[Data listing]
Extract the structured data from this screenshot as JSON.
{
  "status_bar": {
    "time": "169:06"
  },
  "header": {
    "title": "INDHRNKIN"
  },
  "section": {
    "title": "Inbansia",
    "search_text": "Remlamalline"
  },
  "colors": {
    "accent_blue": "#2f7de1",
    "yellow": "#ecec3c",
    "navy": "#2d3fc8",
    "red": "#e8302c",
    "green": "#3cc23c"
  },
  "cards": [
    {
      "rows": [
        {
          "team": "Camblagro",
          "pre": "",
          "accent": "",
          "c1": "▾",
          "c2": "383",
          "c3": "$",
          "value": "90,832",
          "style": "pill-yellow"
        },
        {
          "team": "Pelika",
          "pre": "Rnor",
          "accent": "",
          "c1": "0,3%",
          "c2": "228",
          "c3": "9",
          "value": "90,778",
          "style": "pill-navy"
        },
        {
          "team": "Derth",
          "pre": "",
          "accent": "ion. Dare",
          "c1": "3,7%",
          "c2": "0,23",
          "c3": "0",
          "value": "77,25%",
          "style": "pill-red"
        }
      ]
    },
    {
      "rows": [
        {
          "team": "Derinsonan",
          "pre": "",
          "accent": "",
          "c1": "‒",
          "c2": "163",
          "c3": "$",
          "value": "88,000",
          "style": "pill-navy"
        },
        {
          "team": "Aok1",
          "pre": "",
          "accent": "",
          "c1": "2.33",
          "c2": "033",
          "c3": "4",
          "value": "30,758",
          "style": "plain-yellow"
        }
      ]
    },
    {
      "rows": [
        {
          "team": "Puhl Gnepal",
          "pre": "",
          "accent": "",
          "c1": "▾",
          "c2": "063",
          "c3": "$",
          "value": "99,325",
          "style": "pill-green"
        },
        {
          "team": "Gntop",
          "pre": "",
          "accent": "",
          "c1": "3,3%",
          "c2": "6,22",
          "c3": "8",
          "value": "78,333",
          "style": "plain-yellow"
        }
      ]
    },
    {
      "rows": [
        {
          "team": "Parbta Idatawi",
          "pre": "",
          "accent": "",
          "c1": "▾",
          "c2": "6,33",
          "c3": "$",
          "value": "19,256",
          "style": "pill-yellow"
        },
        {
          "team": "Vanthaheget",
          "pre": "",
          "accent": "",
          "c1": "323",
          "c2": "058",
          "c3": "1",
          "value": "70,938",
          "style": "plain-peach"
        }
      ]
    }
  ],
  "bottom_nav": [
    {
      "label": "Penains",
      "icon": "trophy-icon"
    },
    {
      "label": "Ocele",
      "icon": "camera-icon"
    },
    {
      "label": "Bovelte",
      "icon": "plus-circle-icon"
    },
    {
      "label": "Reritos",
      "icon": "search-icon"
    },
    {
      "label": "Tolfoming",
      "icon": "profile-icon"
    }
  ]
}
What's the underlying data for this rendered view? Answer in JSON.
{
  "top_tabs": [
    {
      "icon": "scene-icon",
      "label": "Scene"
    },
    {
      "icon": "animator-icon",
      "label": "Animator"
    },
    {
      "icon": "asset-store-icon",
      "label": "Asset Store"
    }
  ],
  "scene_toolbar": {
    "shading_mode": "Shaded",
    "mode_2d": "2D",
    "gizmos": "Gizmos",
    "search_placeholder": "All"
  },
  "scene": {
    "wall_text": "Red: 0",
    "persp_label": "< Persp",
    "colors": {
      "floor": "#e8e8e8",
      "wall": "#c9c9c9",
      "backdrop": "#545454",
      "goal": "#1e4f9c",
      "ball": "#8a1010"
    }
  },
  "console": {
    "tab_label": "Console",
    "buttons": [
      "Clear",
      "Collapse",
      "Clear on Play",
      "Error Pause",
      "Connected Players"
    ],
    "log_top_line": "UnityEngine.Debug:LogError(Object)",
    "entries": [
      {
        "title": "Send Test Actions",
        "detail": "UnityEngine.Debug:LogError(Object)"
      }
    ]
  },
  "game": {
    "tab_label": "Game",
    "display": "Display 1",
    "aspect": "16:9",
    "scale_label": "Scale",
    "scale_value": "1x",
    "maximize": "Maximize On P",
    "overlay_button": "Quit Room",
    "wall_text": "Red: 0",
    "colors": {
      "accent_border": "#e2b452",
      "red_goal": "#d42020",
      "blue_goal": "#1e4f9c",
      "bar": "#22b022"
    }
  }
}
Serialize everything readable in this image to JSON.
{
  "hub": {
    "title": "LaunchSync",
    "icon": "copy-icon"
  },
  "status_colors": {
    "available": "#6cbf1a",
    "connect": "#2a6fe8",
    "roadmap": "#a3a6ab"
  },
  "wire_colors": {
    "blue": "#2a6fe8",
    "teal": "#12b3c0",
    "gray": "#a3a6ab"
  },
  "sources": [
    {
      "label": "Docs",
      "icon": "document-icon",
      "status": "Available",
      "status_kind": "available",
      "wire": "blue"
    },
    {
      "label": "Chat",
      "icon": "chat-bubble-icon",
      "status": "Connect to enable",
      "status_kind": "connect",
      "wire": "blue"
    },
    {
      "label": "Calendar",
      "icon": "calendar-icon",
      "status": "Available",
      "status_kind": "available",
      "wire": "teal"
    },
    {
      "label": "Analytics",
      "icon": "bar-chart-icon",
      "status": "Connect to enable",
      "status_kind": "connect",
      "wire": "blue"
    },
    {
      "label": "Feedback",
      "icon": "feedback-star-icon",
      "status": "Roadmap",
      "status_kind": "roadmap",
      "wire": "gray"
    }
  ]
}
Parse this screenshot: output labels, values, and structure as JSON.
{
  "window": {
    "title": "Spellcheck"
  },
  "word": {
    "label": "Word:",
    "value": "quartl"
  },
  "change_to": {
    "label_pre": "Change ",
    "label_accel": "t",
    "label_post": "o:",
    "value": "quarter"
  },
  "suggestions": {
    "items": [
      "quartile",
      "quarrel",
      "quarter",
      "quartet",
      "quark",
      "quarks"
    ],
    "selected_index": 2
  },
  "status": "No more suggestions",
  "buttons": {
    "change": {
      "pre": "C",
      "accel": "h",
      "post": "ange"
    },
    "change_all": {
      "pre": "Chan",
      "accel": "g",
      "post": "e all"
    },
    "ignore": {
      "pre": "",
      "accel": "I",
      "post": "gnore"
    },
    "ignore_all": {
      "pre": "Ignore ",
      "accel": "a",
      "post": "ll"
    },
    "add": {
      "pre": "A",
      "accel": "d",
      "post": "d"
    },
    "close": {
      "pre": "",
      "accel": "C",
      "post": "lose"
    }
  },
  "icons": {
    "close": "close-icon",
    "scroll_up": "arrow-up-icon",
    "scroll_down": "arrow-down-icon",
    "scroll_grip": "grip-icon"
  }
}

Written problem: Reproduce every line above without error.

The answer:
Extract the structured data from this screenshot as JSON.
{
  "status_bar": {
    "time": "169:06"
  },
  "header": {
    "title": "INDHRNKIN"
  },
  "section": {
    "title": "Inbansia",
    "search_text": "Remlamalline"
  },
  "colors": {
    "accent_blue": "#2f7de1",
    "yellow": "#ecec3c",
    "navy": "#2d3fc8",
    "red": "#e8302c",
    "green": "#3cc23c"
  },
  "cards": [
    {
      "rows": [
        {
          "team": "Camblagro",
          "pre": "",
          "accent": "",
          "c1": "▾",
          "c2": "383",
          "c3": "$",
          "value": "90,832",
          "style": "pill-yellow"
        },
        {
          "team": "Pelika",
          "pre": "Rnor",
          "accent": "",
          "c1": "0,3%",
          "c2": "228",
          "c3": "9",
          "value": "90,778",
          "style": "pill-navy"
        },
        {
          "team": "Derth",
          "pre": "",
          "accent": "ion. Dare",
          "c1": "3,7%",
          "c2": "0,23",
          "c3": "0",
          "value": "77,25%",
          "style": "pill-red"
        }
      ]
    },
    {
      "rows": [
        {
          "team": "Derinsonan",
          "pre": "",
          "accent": "",
          "c1": "‒",
          "c2": "163",
          "c3": "$",
          "value": "88,000",
          "style": "pill-navy"
        },
        {
          "team": "Aok1",
          "pre": "",
          "accent": "",
          "c1": "2.33",
          "c2": "033",
          "c3": "4",
          "value": "30,758",
          "style": "plain-yellow"
        }
      ]
    },
    {
      "rows": [
        {
          "team": "Puhl Gnepal",
          "pre": "",
          "accent": "",
          "c1": "▾",
          "c2": "063",
          "c3": "$",
          "value": "99,325",
          "style": "pill-green"
        },
        {
          "team": "Gntop",
          "pre": "",
          "accent": "",
          "c1": "3,3%",
          "c2": "6,22",
          "c3": "8",
          "value": "78,333",
          "style": "plain-yellow"
        }
      ]
    },
    {
      "rows": [
        {
          "team": "Parbta Idatawi",
          "pre": "",
          "accent": "",
          "c1": "▾",
          "c2": "6,33",
          "c3": "$",
          "value": "19,256",
          "style": "pill-yellow"
        },
        {
          "team": "Vanthaheget",
          "pre": "",
          "accent": "",
          "c1": "323",
          "c2": "058",
          "c3": "1",
          "value": "70,938",
          "style": "plain-peach"
        }
      ]
    }
  ],
  "bottom_nav": [
    {
      "label": "Penains",
      "icon": "trophy-icon"
    },
    {
      "label": "Ocele",
      "icon": "camera-icon"
    },
    {
      "label": "Bovelte",
      "icon": "plus-circle-icon"
    },
    {
      "label": "Reritos",
      "icon": "search-icon"
    },
    {
      "label": "Tolfoming",
      "icon": "profile-icon"
    }
  ]
}
What's the underlying data for this rendered view? Answer in JSON.
{
  "top_tabs": [
    {
      "icon": "scene-icon",
      "label": "Scene"
    },
    {
      "icon": "animator-icon",
      "label": "Animator"
    },
    {
      "icon": "asset-store-icon",
      "label": "Asset Store"
    }
  ],
  "scene_toolbar": {
    "shading_mode": "Shaded",
    "mode_2d": "2D",
    "gizmos": "Gizmos",
    "search_placeholder": "All"
  },
  "scene": {
    "wall_text": "Red: 0",
    "persp_label": "< Persp",
    "colors": {
      "floor": "#e8e8e8",
      "wall": "#c9c9c9",
      "backdrop": "#545454",
      "goal": "#1e4f9c",
      "ball": "#8a1010"
    }
  },
  "console": {
    "tab_label": "Console",
    "buttons": [
      "Clear",
      "Collapse",
      "Clear on Play",
      "Error Pause",
      "Connected Players"
    ],
    "log_top_line": "UnityEngine.Debug:LogError(Object)",
    "entries": [
      {
        "title": "Send Test Actions",
        "detail": "UnityEngine.Debug:LogError(Object)"
      }
    ]
  },
  "game": {
    "tab_label": "Game",
    "display": "Display 1",
    "aspect": "16:9",
    "scale_label": "Scale",
    "scale_value": "1x",
    "maximize": "Maximize On P",
    "overlay_button": "Quit Room",
    "wall_text": "Red: 0",
    "colors": {
      "accent_border": "#e2b452",
      "red_goal": "#d42020",
      "blue_goal": "#1e4f9c",
      "bar": "#22b022"
    }
  }
}
Serialize everything readable in this image to JSON.
{
  "hub": {
    "title": "LaunchSync",
    "icon": "copy-icon"
  },
  "status_colors": {
    "available": "#6cbf1a",
    "connect": "#2a6fe8",
    "roadmap": "#a3a6ab"
  },
  "wire_colors": {
    "blue": "#2a6fe8",
    "teal": "#12b3c0",
    "gray": "#a3a6ab"
  },
  "sources": [
    {
      "label": "Docs",
      "icon": "document-icon",
      "status": "Available",
      "status_kind": "available",
      "wire": "blue"
    },
    {
      "label": "Chat",
      "icon": "chat-bubble-icon",
      "status": "Connect to enable",
      "status_kind": "connect",
      "wire": "blue"
    },
    {
      "label": "Calendar",
      "icon": "calendar-icon",
      "status": "Available",
      "status_kind": "available",
      "wire": "teal"
    },
    {
      "label": "Analytics",
      "icon": "bar-chart-icon",
      "status": "Connect to enable",
      "status_kind": "connect",
      "wire": "blue"
    },
    {
      "label": "Feedback",
      "icon": "feedback-star-icon",
      "status": "Roadmap",
      "status_kind": "roadmap",
      "wire": "gray"
    }
  ]
}
Parse this screenshot: output labels, values, and structure as JSON.
{
  "window": {
    "title": "Spellcheck"
  },
  "word": {
    "label": "Word:",
    "value": "quartl"
  },
  "change_to": {
    "label_pre": "Change ",
    "label_accel": "t",
    "label_post": "o:",
    "value": "quarter"
  },
  "suggestions": {
    "items": [
      "quartile",
      "quarrel",
      "quarter",
      "quartet",
      "quark",
      "quarks"
    ],
    "selected_index": 2
  },
  "status": "No more suggestions",
  "buttons": {
    "change": {
      "pre": "C",
      "accel": "h",
      "post": "ange"
    },
    "change_all": {
      "pre": "Chan",
      "accel": "g",
      "post": "e all"
    },
    "ignore": {
      "pre": "",
      "accel": "I",
      "post": "gnore"
    },
    "ignore_all": {
      "pre": "Ignore ",
      "accel": "a",
      "post": "ll"
    },
    "add": {
      "pre": "A",
      "accel": "d",
      "post": "d"
    },
    "close": {
      "pre": "",
      "accel": "C",
      "post": "lose"
    }
  },
  "icons": {
    "close": "close-icon",
    "scroll_up": "arrow-up-icon",
    "scroll_down": "arrow-down-icon",
    "scroll_grip": "grip-icon"
  }
}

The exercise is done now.